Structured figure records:

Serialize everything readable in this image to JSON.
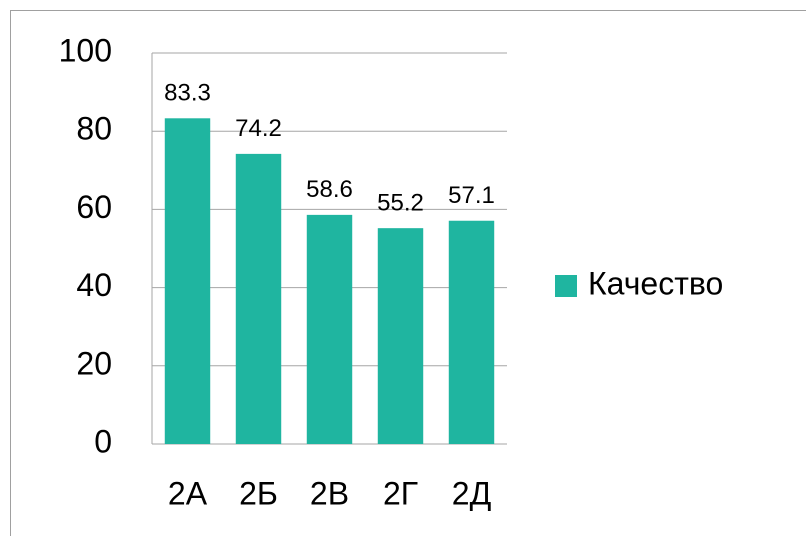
{
  "chart_data": {
    "type": "bar",
    "categories": [
      "2А",
      "2Б",
      "2В",
      "2Г",
      "2Д"
    ],
    "series": [
      {
        "name": "Качество",
        "color": "#1fb5a0",
        "values": [
          83.3,
          74.2,
          58.6,
          55.2,
          57.1
        ]
      }
    ],
    "ylim": [
      0,
      100
    ],
    "yticks": [
      0,
      20,
      40,
      60,
      80,
      100
    ],
    "grid": true,
    "legend": "right"
  }
}
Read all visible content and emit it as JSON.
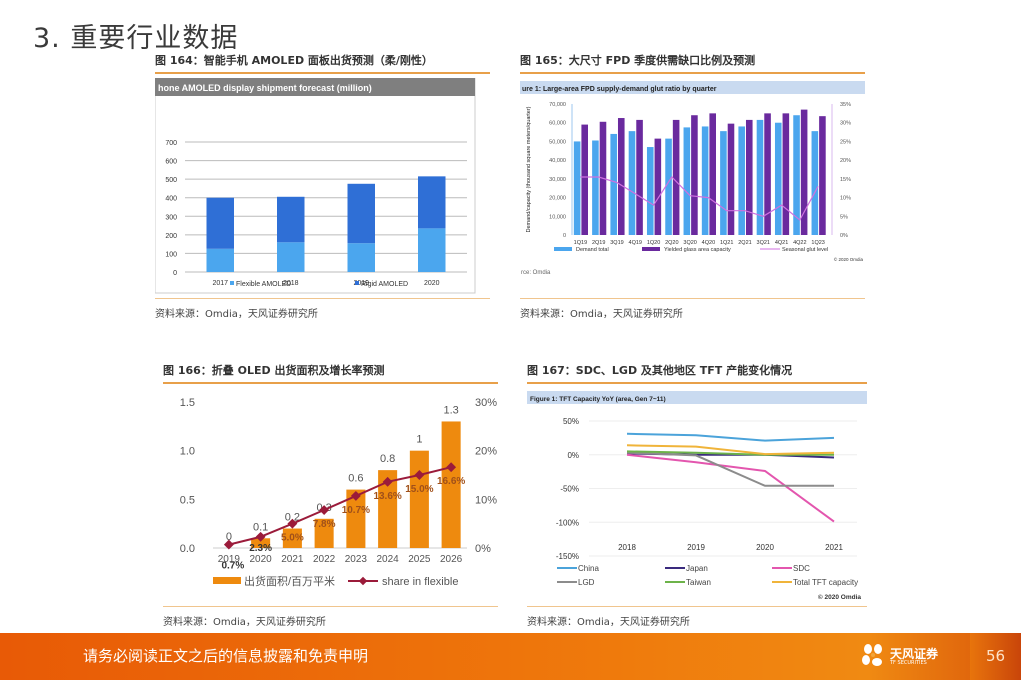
{
  "page": {
    "title": "3. 重要行业数据",
    "footer_disclaimer": "请务必阅读正文之后的信息披露和免责申明",
    "logo_text": "天风证券",
    "logo_subtext": "TF SECURITIES",
    "page_number": "56",
    "colors": {
      "accent": "#E8A04A",
      "footer": "#EF7A0C"
    }
  },
  "figures": [
    {
      "caption": "图 164：智能手机 AMOLED 面板出货预测（柔/刚性）",
      "source": "资料来源：Omdia，天风证券研究所"
    },
    {
      "caption": "图 165：大尺寸 FPD 季度供需缺口比例及预测",
      "source": "资料来源：Omdia，天风证券研究所"
    },
    {
      "caption": "图 166：折叠 OLED 出货面积及增长率预测",
      "source": "资料来源：Omdia，天风证券研究所"
    },
    {
      "caption": "图 167：SDC、LGD 及其他地区 TFT 产能变化情况",
      "source": "资料来源：Omdia，天风证券研究所"
    }
  ],
  "chart_data": [
    {
      "type": "bar",
      "stacked": true,
      "title": "hone AMOLED display shipment forecast (million)",
      "categories": [
        "2017",
        "2018",
        "2019",
        "2020"
      ],
      "series": [
        {
          "name": "Flexible AMOLED",
          "color": "#4BA6EE",
          "values": [
            125,
            160,
            155,
            235
          ]
        },
        {
          "name": "Rigid AMOLED",
          "color": "#2F6FD6",
          "values": [
            275,
            245,
            320,
            280
          ]
        }
      ],
      "yticks": [
        "0",
        "100",
        "200",
        "300",
        "400",
        "500",
        "600",
        "700"
      ],
      "ylim": [
        0,
        700
      ],
      "grid": true,
      "legend": "bottom"
    },
    {
      "type": "bar",
      "title": "ure 1: Large-area FPD supply-demand glut ratio by quarter",
      "categories": [
        "1Q19",
        "2Q19",
        "3Q19",
        "4Q19",
        "1Q20",
        "2Q20",
        "3Q20",
        "4Q20",
        "1Q21",
        "2Q21",
        "3Q21",
        "4Q21",
        "4Q22",
        "1Q23"
      ],
      "series": [
        {
          "name": "Demand total",
          "color": "#4BA6EE",
          "axis": "left",
          "values": [
            50000,
            50500,
            54000,
            55500,
            47000,
            51500,
            57500,
            58000,
            55500,
            58000,
            61500,
            60000,
            64000,
            55500
          ]
        },
        {
          "name": "Yielded glass area capacity",
          "color": "#6A2A9E",
          "axis": "left",
          "values": [
            59000,
            60500,
            62500,
            61500,
            51500,
            61500,
            64000,
            65000,
            59500,
            61500,
            65000,
            65000,
            67000,
            63500
          ]
        },
        {
          "name": "Seasonal glut level",
          "color": "#D070E0",
          "axis": "right",
          "type": "line",
          "values": [
            15.5,
            15.5,
            14,
            11,
            8,
            15.5,
            10.5,
            10,
            6.5,
            6.5,
            5,
            8,
            4,
            13
          ]
        }
      ],
      "ylabel": "Demand/capacity (thousand square meters/quarter)",
      "y2label": "Glut (% supply/demand)",
      "yticks": [
        "0",
        "10,000",
        "20,000",
        "30,000",
        "40,000",
        "50,000",
        "60,000",
        "70,000"
      ],
      "y2ticks": [
        "0%",
        "5%",
        "10%",
        "15%",
        "20%",
        "25%",
        "30%",
        "35%"
      ],
      "ylim": [
        0,
        70000
      ],
      "y2lim": [
        0,
        35
      ],
      "copyright": "© 2020 Omdia",
      "source_note": "rce: Omdia",
      "legend": "bottom"
    },
    {
      "type": "bar",
      "title": "",
      "categories": [
        "2019",
        "2020",
        "2021",
        "2022",
        "2023",
        "2024",
        "2025",
        "2026"
      ],
      "series": [
        {
          "name": "出货面积/百万平米",
          "color": "#EE8A0E",
          "axis": "left",
          "values": [
            0,
            0.1,
            0.2,
            0.3,
            0.6,
            0.8,
            1,
            1.3
          ],
          "labels": [
            "0",
            "0.1",
            "0.2",
            "0.3",
            "0.6",
            "0.8",
            "1",
            "1.3"
          ]
        },
        {
          "name": "share in flexible",
          "color": "#9B1B3A",
          "axis": "right",
          "type": "line",
          "values": [
            0.7,
            2.3,
            5.0,
            7.8,
            10.7,
            13.6,
            15.0,
            16.6
          ],
          "labels": [
            "0.7%",
            "2.3%",
            "5.0%",
            "7.8%",
            "10.7%",
            "13.6%",
            "15.0%",
            "16.6%"
          ]
        }
      ],
      "yticks": [
        "0.0",
        "0.5",
        "1.0",
        "1.5"
      ],
      "y2ticks": [
        "0%",
        "10%",
        "20%",
        "30%"
      ],
      "ylim": [
        0,
        1.5
      ],
      "y2lim": [
        0,
        30
      ],
      "legend": "bottom"
    },
    {
      "type": "line",
      "title": "Figure 1: TFT Capacity YoY (area, Gen 7~11)",
      "categories": [
        "2018",
        "2019",
        "2020",
        "2021"
      ],
      "series": [
        {
          "name": "China",
          "color": "#4BA3DA",
          "values": [
            31,
            29,
            21,
            25
          ]
        },
        {
          "name": "Japan",
          "color": "#3A2A7E",
          "values": [
            2,
            0,
            0,
            -4
          ]
        },
        {
          "name": "SDC",
          "color": "#E356AE",
          "values": [
            0,
            -11,
            -24,
            -99
          ]
        },
        {
          "name": "LGD",
          "color": "#8C8C8C",
          "values": [
            3,
            -1,
            -46,
            -46
          ]
        },
        {
          "name": "Taiwan",
          "color": "#6DB34A",
          "values": [
            5,
            3,
            0,
            0
          ]
        },
        {
          "name": "Total TFT capacity",
          "color": "#F0B43A",
          "values": [
            14,
            12,
            1,
            3
          ]
        }
      ],
      "yticks": [
        "-150%",
        "-100%",
        "-50%",
        "0%",
        "50%"
      ],
      "ylim": [
        -150,
        50
      ],
      "grid": true,
      "copyright": "© 2020 Omdia",
      "legend": "bottom"
    }
  ]
}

Exercise directions: Whenever "supply" turns up in a line, pick that line out.

Response to this exercise:
      "title": "ure 1: Large-area FPD supply-demand glut ratio by quarter",
      "y2label": "Glut (% supply/demand)",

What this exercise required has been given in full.